== Task to complete ==
Pull out each line of the records holding the string "legend".

Dataset excerpt:
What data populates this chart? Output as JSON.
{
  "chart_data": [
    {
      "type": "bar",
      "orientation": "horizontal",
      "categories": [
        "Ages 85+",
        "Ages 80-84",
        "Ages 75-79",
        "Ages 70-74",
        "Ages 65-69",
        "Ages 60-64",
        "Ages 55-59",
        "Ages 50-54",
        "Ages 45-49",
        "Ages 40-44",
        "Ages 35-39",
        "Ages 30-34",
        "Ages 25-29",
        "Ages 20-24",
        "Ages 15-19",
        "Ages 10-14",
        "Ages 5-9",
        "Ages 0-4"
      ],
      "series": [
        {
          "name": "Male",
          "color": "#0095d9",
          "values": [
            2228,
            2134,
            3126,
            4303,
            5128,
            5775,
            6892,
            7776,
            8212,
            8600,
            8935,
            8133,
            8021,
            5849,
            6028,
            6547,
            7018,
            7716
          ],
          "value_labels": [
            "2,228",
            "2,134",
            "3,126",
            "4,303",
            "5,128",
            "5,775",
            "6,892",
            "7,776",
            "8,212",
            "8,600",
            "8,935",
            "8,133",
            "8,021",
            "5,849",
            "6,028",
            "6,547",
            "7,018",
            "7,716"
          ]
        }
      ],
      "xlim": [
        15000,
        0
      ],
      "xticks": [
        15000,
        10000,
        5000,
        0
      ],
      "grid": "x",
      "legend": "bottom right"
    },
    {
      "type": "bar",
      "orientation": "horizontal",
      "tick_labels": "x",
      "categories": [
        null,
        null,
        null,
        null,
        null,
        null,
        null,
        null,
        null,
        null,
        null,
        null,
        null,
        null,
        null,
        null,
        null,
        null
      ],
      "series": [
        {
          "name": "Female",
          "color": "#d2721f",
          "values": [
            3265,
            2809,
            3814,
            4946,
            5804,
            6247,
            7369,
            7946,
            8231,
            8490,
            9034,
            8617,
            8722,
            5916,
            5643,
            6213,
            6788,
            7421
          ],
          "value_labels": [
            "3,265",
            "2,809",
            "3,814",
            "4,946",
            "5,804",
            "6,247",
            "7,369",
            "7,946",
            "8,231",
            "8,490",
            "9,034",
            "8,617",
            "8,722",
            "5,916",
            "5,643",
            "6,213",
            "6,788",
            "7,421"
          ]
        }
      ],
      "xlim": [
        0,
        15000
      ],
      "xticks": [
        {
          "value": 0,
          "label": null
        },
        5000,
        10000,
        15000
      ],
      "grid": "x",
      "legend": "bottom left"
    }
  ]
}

== Solution to this exercise ==
      "legend": "bottom right"
      "legend": "bottom left"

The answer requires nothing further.